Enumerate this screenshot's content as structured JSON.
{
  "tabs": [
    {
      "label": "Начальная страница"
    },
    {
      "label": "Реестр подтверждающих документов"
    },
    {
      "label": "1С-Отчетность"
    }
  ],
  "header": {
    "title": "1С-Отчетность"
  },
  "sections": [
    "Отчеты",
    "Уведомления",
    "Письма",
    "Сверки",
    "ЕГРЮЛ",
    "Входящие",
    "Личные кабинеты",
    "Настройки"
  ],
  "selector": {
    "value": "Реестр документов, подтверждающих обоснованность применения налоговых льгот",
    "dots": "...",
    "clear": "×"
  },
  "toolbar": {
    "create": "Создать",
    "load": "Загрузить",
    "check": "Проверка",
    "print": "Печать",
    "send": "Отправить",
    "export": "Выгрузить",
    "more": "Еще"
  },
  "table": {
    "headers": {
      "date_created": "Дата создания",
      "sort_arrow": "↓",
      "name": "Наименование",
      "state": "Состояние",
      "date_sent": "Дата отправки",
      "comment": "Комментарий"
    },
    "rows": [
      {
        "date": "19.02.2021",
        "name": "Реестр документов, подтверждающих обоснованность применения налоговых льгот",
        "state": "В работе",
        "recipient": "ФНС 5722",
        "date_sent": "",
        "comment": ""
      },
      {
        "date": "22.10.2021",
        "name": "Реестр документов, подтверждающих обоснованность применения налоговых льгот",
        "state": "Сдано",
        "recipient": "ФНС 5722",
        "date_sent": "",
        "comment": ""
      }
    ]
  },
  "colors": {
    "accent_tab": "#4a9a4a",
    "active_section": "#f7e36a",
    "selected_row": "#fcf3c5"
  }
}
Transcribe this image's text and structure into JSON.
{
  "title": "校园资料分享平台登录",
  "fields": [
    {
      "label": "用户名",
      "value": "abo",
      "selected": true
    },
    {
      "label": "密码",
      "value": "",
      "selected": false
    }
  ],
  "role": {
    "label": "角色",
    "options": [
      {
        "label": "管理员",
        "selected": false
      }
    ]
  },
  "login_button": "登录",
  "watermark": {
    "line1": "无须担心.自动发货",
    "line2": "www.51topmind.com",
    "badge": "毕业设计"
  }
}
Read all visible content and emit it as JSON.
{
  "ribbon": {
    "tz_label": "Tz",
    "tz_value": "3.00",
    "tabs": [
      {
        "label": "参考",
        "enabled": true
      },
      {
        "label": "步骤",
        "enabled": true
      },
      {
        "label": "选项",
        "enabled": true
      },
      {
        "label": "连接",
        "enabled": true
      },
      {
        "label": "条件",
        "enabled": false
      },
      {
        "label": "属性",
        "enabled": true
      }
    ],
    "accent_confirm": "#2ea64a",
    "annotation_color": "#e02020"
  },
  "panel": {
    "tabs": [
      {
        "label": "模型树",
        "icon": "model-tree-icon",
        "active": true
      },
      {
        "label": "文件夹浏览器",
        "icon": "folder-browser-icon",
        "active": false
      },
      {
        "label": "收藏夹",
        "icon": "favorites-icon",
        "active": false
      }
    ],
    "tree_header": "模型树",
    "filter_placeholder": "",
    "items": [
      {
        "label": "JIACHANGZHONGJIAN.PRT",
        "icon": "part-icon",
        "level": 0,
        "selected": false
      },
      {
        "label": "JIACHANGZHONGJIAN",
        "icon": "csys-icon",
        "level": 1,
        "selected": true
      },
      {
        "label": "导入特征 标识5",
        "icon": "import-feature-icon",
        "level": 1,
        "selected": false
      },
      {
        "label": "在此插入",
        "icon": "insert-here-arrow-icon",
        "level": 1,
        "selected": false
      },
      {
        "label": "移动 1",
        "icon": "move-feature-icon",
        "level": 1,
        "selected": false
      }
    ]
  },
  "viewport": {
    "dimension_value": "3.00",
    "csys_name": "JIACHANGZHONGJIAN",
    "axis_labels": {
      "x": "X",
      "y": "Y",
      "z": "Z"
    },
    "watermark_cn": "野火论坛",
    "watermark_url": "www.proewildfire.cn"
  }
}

Exercise aim: Using the listing above, pick out each line that contains the word "state", then copy it.

Exercise solution:
      "state": "Состояние",
        "state": "В работе",
        "state": "Сдано",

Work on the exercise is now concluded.